Directions: What follows are records. Restate all of them word for word.

Supplied entries:
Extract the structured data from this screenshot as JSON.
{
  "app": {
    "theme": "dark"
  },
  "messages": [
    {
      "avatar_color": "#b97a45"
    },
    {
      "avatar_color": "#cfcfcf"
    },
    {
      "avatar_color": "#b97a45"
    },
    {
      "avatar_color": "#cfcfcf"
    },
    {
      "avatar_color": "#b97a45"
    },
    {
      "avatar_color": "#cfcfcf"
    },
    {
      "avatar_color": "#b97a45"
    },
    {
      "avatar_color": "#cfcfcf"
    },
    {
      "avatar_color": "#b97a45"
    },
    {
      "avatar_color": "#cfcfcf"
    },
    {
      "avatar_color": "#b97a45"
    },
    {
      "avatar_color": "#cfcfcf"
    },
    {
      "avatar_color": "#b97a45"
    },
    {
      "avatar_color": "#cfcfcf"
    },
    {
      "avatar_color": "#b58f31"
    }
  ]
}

Correct response:
Extract the structured data from this screenshot as JSON.
{
  "app": {
    "theme": "dark"
  },
  "messages": [
    {
      "avatar_color": "#b97a45"
    },
    {
      "avatar_color": "#cfcfcf"
    },
    {
      "avatar_color": "#b97a45"
    },
    {
      "avatar_color": "#cfcfcf"
    },
    {
      "avatar_color": "#b97a45"
    },
    {
      "avatar_color": "#cfcfcf"
    },
    {
      "avatar_color": "#b97a45"
    },
    {
      "avatar_color": "#cfcfcf"
    },
    {
      "avatar_color": "#b97a45"
    },
    {
      "avatar_color": "#cfcfcf"
    },
    {
      "avatar_color": "#b97a45"
    },
    {
      "avatar_color": "#cfcfcf"
    },
    {
      "avatar_color": "#b97a45"
    },
    {
      "avatar_color": "#cfcfcf"
    },
    {
      "avatar_color": "#b58f31"
    }
  ]
}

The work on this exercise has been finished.